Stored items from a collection
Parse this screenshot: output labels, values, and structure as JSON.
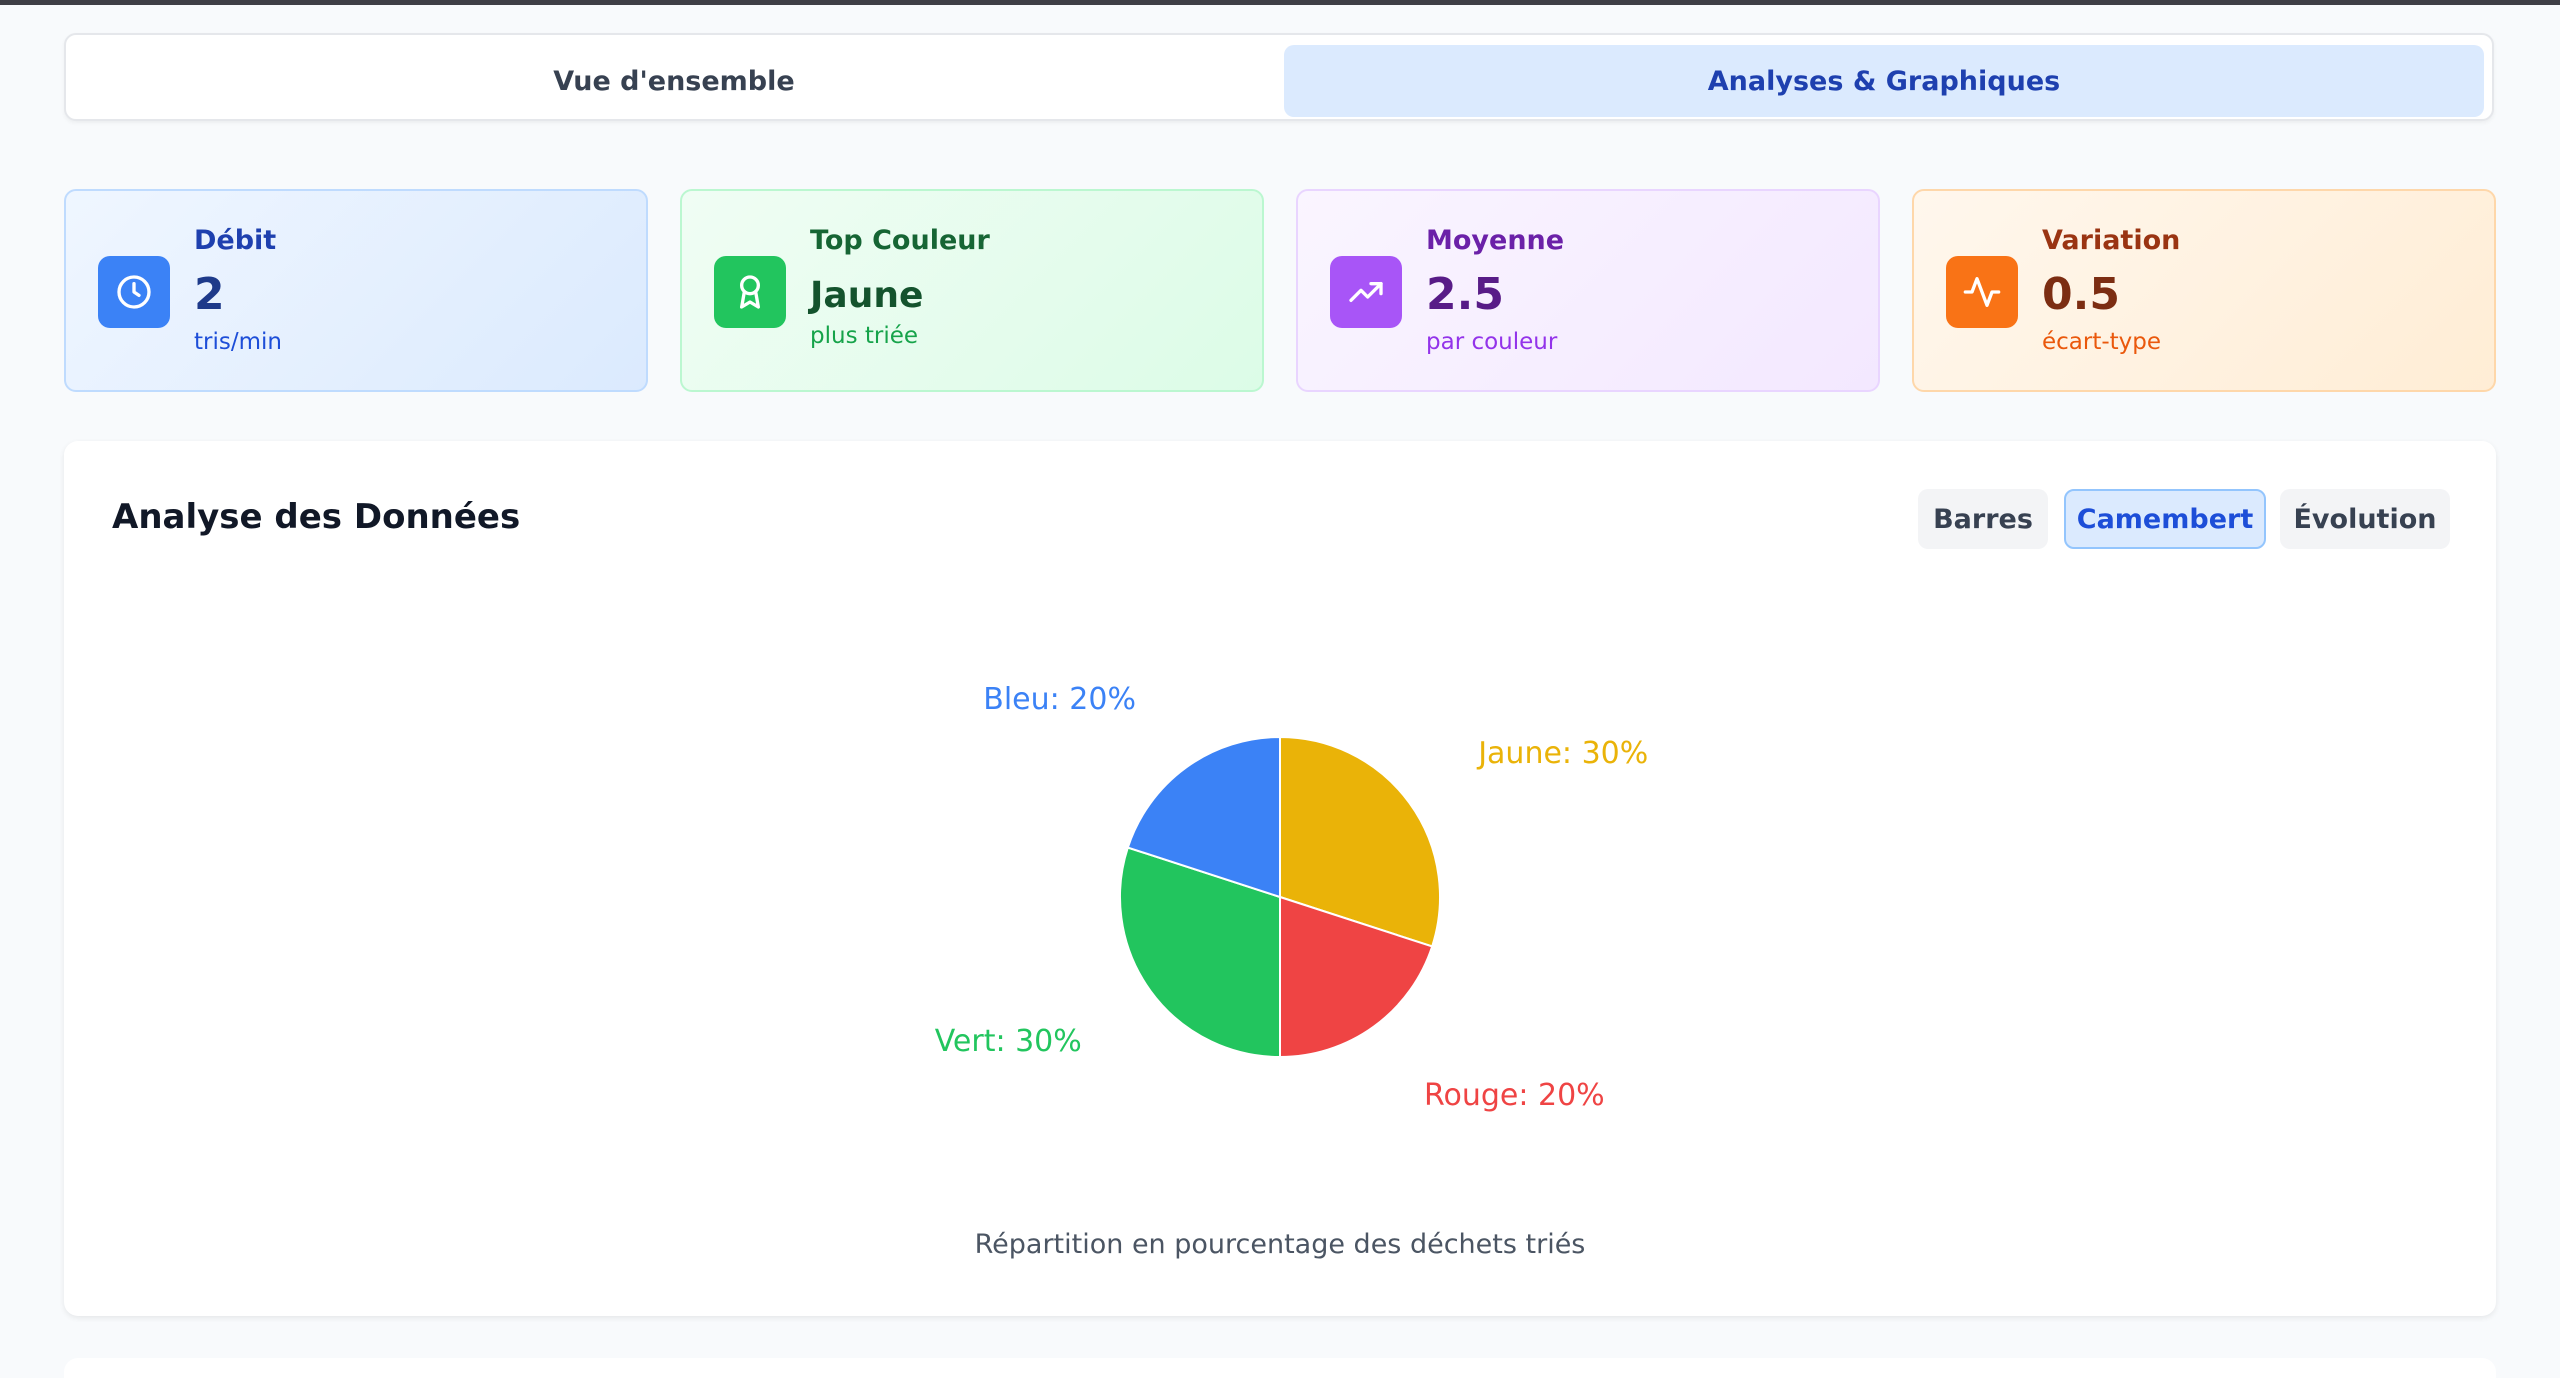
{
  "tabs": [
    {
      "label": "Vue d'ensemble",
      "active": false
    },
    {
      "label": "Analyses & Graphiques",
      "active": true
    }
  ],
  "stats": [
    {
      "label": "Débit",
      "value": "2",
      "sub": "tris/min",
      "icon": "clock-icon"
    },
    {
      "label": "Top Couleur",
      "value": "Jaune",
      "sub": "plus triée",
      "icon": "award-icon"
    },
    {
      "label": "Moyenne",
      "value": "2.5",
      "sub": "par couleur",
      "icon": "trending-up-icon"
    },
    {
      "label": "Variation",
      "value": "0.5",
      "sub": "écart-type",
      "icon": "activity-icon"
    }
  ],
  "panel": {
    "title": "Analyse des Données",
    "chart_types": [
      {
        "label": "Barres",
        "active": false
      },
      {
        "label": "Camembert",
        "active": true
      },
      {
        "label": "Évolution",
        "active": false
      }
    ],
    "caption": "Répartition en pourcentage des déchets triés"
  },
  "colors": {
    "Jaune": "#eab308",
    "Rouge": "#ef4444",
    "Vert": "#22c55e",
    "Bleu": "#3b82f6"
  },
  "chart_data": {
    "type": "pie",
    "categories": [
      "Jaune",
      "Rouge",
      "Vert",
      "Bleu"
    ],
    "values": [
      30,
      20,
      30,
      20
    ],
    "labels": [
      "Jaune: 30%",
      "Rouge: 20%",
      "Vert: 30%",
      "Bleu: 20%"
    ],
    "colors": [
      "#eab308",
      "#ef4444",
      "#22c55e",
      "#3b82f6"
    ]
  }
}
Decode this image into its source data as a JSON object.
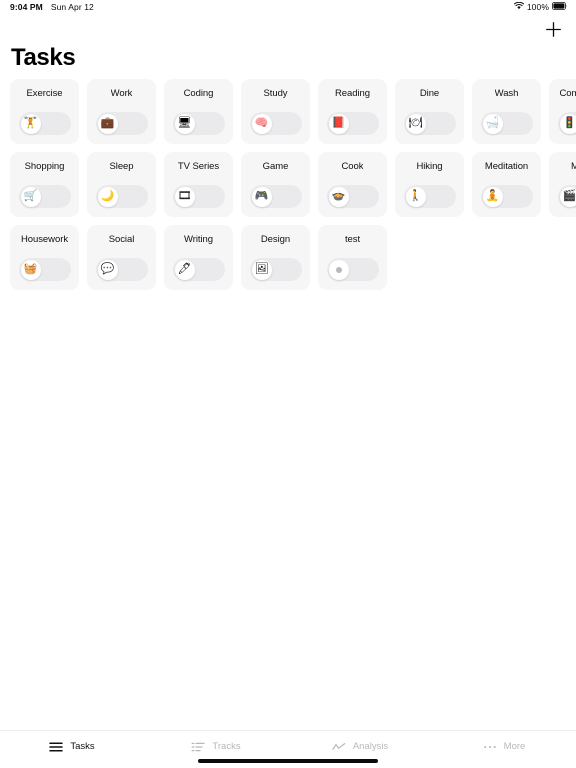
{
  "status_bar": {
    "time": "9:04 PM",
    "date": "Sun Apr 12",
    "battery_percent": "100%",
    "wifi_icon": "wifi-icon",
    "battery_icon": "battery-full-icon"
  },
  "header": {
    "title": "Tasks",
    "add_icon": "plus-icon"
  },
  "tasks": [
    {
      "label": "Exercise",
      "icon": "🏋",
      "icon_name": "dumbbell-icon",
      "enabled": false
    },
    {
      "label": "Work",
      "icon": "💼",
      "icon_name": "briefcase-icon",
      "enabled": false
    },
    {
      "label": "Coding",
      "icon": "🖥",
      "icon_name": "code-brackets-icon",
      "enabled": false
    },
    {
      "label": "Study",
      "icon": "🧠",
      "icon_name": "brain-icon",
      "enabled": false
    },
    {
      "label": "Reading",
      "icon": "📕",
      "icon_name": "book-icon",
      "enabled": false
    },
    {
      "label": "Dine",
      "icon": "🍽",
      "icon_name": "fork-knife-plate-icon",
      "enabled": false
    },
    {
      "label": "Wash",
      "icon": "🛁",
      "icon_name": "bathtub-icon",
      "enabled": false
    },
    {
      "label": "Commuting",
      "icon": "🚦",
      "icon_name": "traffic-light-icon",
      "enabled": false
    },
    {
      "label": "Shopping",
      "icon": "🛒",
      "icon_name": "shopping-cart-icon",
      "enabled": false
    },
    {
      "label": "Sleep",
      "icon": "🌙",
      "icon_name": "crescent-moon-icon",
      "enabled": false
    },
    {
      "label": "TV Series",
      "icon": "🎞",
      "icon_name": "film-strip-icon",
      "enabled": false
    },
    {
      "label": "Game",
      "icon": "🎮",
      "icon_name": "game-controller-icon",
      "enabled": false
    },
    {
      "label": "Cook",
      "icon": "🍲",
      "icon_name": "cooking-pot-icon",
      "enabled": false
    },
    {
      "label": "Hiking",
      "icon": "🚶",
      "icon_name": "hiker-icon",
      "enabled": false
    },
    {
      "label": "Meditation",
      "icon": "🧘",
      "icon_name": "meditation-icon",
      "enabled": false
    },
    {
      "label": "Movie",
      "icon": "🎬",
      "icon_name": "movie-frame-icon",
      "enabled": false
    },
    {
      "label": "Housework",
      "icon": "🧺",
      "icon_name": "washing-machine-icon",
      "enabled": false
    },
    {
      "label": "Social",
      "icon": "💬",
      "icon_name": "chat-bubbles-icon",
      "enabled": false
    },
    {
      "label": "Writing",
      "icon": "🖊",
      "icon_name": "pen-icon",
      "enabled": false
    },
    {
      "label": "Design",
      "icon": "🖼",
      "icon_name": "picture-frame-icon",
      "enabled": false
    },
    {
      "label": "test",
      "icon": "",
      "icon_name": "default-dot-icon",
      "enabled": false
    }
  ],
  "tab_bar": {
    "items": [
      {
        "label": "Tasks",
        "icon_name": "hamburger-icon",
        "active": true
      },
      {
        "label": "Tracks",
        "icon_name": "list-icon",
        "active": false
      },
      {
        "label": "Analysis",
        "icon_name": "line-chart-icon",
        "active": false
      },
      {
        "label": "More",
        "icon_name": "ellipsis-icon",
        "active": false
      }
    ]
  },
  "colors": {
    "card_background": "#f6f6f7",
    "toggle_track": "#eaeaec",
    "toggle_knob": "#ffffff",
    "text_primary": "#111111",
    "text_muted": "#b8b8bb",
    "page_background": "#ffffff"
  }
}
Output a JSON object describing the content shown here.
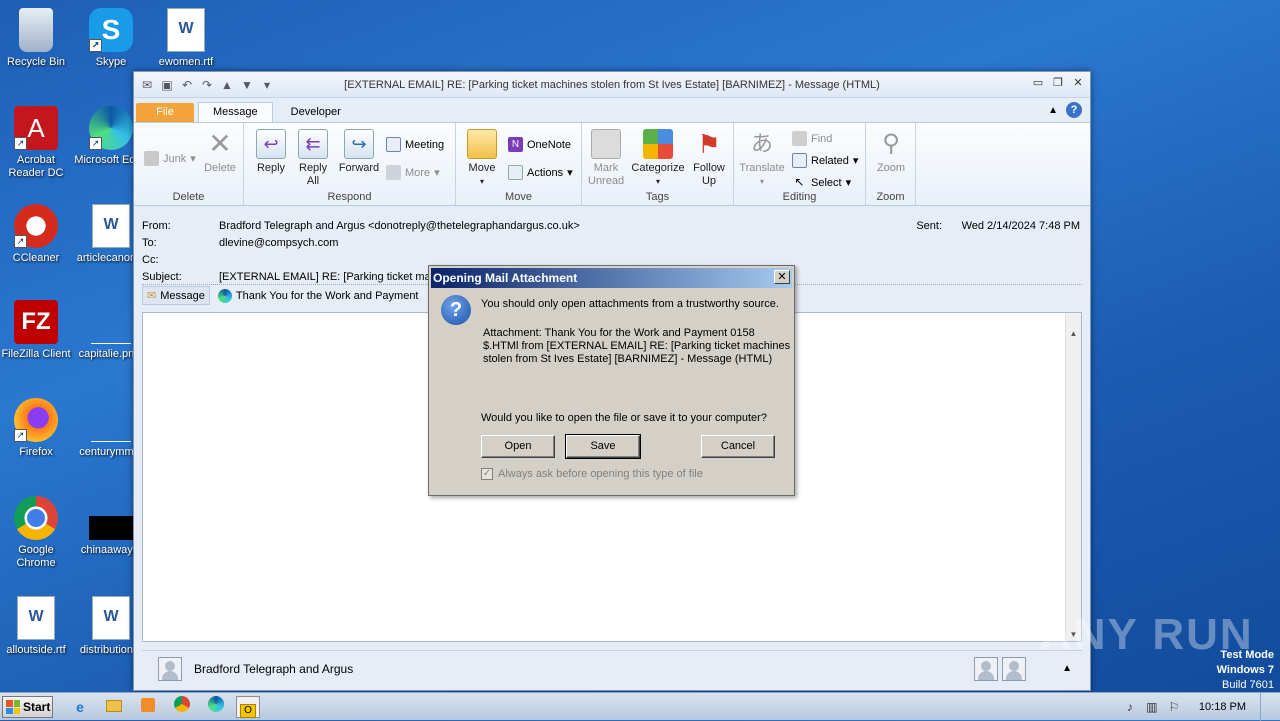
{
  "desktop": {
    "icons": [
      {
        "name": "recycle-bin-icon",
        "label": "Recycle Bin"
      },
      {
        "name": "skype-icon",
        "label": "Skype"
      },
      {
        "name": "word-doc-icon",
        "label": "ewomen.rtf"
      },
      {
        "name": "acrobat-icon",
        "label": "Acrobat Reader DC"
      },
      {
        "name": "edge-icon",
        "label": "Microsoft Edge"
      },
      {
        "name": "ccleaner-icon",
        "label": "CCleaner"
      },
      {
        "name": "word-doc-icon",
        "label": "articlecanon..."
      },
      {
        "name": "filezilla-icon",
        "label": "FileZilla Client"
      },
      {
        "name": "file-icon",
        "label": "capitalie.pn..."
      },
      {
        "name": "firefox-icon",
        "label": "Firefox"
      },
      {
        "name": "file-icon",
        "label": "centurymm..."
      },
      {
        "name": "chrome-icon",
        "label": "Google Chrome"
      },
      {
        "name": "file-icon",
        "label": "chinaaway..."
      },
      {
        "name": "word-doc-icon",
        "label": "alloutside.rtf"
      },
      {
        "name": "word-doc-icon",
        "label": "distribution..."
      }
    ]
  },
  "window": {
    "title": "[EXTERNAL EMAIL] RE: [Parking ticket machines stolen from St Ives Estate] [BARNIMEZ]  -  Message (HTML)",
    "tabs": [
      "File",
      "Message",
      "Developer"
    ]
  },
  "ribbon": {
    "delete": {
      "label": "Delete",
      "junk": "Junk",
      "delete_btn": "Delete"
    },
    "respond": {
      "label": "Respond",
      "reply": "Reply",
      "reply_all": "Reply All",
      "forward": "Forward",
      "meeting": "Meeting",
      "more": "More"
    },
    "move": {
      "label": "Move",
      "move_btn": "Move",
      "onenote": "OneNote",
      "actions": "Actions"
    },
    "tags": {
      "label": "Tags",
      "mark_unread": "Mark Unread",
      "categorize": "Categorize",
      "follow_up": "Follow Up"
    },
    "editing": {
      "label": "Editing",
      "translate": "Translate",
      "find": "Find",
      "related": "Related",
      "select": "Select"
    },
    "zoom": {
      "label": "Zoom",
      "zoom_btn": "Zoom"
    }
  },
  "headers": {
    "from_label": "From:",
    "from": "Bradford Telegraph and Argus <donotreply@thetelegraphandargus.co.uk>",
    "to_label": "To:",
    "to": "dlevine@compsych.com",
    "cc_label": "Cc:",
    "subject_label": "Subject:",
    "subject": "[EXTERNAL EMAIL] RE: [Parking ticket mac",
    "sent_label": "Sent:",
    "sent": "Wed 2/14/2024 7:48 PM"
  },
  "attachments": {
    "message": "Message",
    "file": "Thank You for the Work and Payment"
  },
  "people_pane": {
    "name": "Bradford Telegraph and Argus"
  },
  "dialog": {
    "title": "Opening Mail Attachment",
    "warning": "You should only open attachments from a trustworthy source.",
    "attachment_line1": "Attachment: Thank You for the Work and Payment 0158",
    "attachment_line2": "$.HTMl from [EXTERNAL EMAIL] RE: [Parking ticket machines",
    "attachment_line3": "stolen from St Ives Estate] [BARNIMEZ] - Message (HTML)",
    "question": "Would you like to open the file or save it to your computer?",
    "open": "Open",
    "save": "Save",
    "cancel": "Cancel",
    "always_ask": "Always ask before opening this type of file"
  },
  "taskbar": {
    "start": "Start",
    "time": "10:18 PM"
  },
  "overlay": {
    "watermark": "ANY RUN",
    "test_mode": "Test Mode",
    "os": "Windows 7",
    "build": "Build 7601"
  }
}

▸ PROBLEM TO SOLVE
Which lines contain the word "Parking"? Copy each one.

▸ PROBLEM SOLUTION
    "title": "[EXTERNAL EMAIL] RE: [Parking ticket machines stolen from St Ives Estate] [BARNIMEZ]  -  Message (HTML)",
    "subject": "[EXTERNAL EMAIL] RE: [Parking ticket mac",
    "attachment_line2": "$.HTMl from [EXTERNAL EMAIL] RE: [Parking ticket machines",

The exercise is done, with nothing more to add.